▸ **PROBLEM**
Leave out the pictures and transcribe the rest of the records exactly.

▸ **AVAILABLE DATA**
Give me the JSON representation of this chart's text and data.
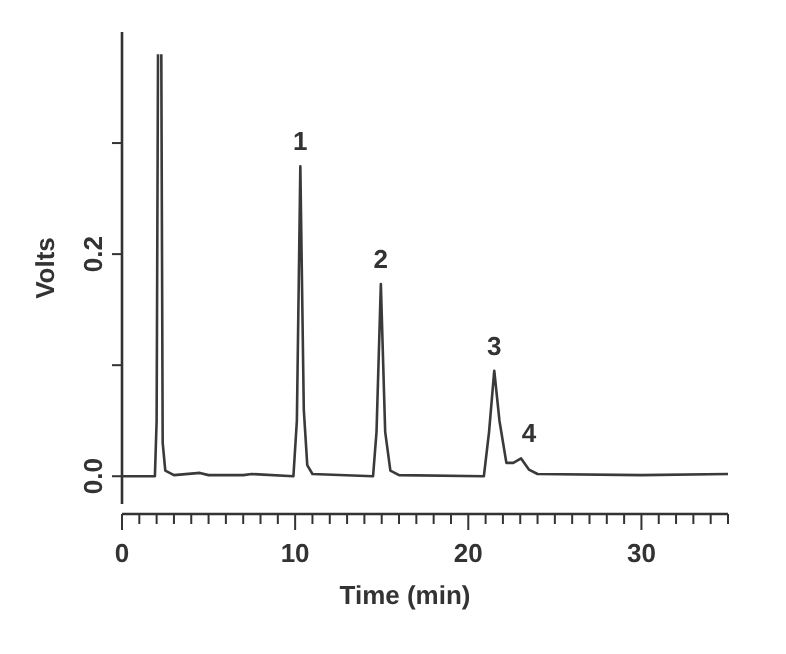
{
  "chart_data": {
    "type": "line",
    "xlabel": "Time (min)",
    "ylabel": "Volts",
    "x": [
      0,
      1.9,
      2.0,
      2.08,
      2.1,
      2.25,
      2.27,
      2.35,
      2.5,
      3,
      4.5,
      5,
      7,
      7.5,
      9.9,
      10.1,
      10.3,
      10.5,
      10.7,
      11,
      14.5,
      14.7,
      14.95,
      15.2,
      15.5,
      16,
      20.9,
      21.2,
      21.5,
      21.8,
      22.2,
      22.6,
      23.05,
      23.5,
      24,
      30,
      35
    ],
    "series": [
      {
        "color": "#3a3a3a",
        "values": [
          0,
          0,
          0.05,
          0.38,
          null,
          null,
          0.38,
          0.03,
          0.005,
          0.001,
          0.003,
          0.001,
          0.001,
          0.002,
          0,
          0.05,
          0.279,
          0.06,
          0.01,
          0.002,
          0,
          0.04,
          0.173,
          0.04,
          0.005,
          0.001,
          0,
          0.04,
          0.095,
          0.05,
          0.012,
          0.012,
          0.016,
          0.006,
          0.002,
          0.001,
          0.002
        ]
      }
    ],
    "xlim": [
      0,
      35
    ],
    "ylim": [
      -0.025,
      0.4
    ],
    "xticks": [
      0,
      {
        "value": 1,
        "label": null
      },
      {
        "value": 2,
        "label": null
      },
      {
        "value": 3,
        "label": null
      },
      {
        "value": 4,
        "label": null
      },
      {
        "value": 5,
        "label": null
      },
      {
        "value": 6,
        "label": null
      },
      {
        "value": 7,
        "label": null
      },
      {
        "value": 8,
        "label": null
      },
      {
        "value": 9,
        "label": null
      },
      10,
      {
        "value": 11,
        "label": null
      },
      {
        "value": 12,
        "label": null
      },
      {
        "value": 13,
        "label": null
      },
      {
        "value": 14,
        "label": null
      },
      {
        "value": 15,
        "label": null
      },
      {
        "value": 16,
        "label": null
      },
      {
        "value": 17,
        "label": null
      },
      {
        "value": 18,
        "label": null
      },
      {
        "value": 19,
        "label": null
      },
      20,
      {
        "value": 21,
        "label": null
      },
      {
        "value": 22,
        "label": null
      },
      {
        "value": 23,
        "label": null
      },
      {
        "value": 24,
        "label": null
      },
      {
        "value": 25,
        "label": null
      },
      {
        "value": 26,
        "label": null
      },
      {
        "value": 27,
        "label": null
      },
      {
        "value": 28,
        "label": null
      },
      {
        "value": 29,
        "label": null
      },
      30,
      {
        "value": 31,
        "label": null
      },
      {
        "value": 32,
        "label": null
      },
      {
        "value": 33,
        "label": null
      },
      {
        "value": 34,
        "label": null
      },
      {
        "value": 35,
        "label": null
      }
    ],
    "yticks": [
      {
        "value": 0,
        "label": "0.0"
      },
      {
        "value": 0.1,
        "label": null
      },
      {
        "value": 0.2,
        "label": "0.2"
      },
      {
        "value": 0.3,
        "label": null
      }
    ],
    "annotations": [
      {
        "text": "1",
        "x": 10.3,
        "y": 0.279
      },
      {
        "text": "2",
        "x": 14.95,
        "y": 0.173
      },
      {
        "text": "3",
        "x": 21.5,
        "y": 0.095
      },
      {
        "text": "4",
        "x": 23.05,
        "y": 0.016
      }
    ],
    "grid": false,
    "legend": false,
    "marker": "none",
    "line_style": "solid"
  }
}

▸ **WRITTEN RESPONSE**
Give me the JSON representation of this chart's text and data.
{
  "chart_data": {
    "type": "line",
    "xlabel": "Time (min)",
    "ylabel": "Volts",
    "x": [
      0,
      1.9,
      2.0,
      2.08,
      2.1,
      2.25,
      2.27,
      2.35,
      2.5,
      3,
      4.5,
      5,
      7,
      7.5,
      9.9,
      10.1,
      10.3,
      10.5,
      10.7,
      11,
      14.5,
      14.7,
      14.95,
      15.2,
      15.5,
      16,
      20.9,
      21.2,
      21.5,
      21.8,
      22.2,
      22.6,
      23.05,
      23.5,
      24,
      30,
      35
    ],
    "series": [
      {
        "color": "#3a3a3a",
        "values": [
          0,
          0,
          0.05,
          0.38,
          null,
          null,
          0.38,
          0.03,
          0.005,
          0.001,
          0.003,
          0.001,
          0.001,
          0.002,
          0,
          0.05,
          0.279,
          0.06,
          0.01,
          0.002,
          0,
          0.04,
          0.173,
          0.04,
          0.005,
          0.001,
          0,
          0.04,
          0.095,
          0.05,
          0.012,
          0.012,
          0.016,
          0.006,
          0.002,
          0.001,
          0.002
        ]
      }
    ],
    "xlim": [
      0,
      35
    ],
    "ylim": [
      -0.025,
      0.4
    ],
    "xticks": [
      0,
      {
        "value": 1,
        "label": null
      },
      {
        "value": 2,
        "label": null
      },
      {
        "value": 3,
        "label": null
      },
      {
        "value": 4,
        "label": null
      },
      {
        "value": 5,
        "label": null
      },
      {
        "value": 6,
        "label": null
      },
      {
        "value": 7,
        "label": null
      },
      {
        "value": 8,
        "label": null
      },
      {
        "value": 9,
        "label": null
      },
      10,
      {
        "value": 11,
        "label": null
      },
      {
        "value": 12,
        "label": null
      },
      {
        "value": 13,
        "label": null
      },
      {
        "value": 14,
        "label": null
      },
      {
        "value": 15,
        "label": null
      },
      {
        "value": 16,
        "label": null
      },
      {
        "value": 17,
        "label": null
      },
      {
        "value": 18,
        "label": null
      },
      {
        "value": 19,
        "label": null
      },
      20,
      {
        "value": 21,
        "label": null
      },
      {
        "value": 22,
        "label": null
      },
      {
        "value": 23,
        "label": null
      },
      {
        "value": 24,
        "label": null
      },
      {
        "value": 25,
        "label": null
      },
      {
        "value": 26,
        "label": null
      },
      {
        "value": 27,
        "label": null
      },
      {
        "value": 28,
        "label": null
      },
      {
        "value": 29,
        "label": null
      },
      30,
      {
        "value": 31,
        "label": null
      },
      {
        "value": 32,
        "label": null
      },
      {
        "value": 33,
        "label": null
      },
      {
        "value": 34,
        "label": null
      },
      {
        "value": 35,
        "label": null
      }
    ],
    "yticks": [
      {
        "value": 0,
        "label": "0.0"
      },
      {
        "value": 0.1,
        "label": null
      },
      {
        "value": 0.2,
        "label": "0.2"
      },
      {
        "value": 0.3,
        "label": null
      }
    ],
    "annotations": [
      {
        "text": "1",
        "x": 10.3,
        "y": 0.279
      },
      {
        "text": "2",
        "x": 14.95,
        "y": 0.173
      },
      {
        "text": "3",
        "x": 21.5,
        "y": 0.095
      },
      {
        "text": "4",
        "x": 23.05,
        "y": 0.016
      }
    ],
    "grid": false,
    "legend": false,
    "marker": "none",
    "line_style": "solid"
  }
}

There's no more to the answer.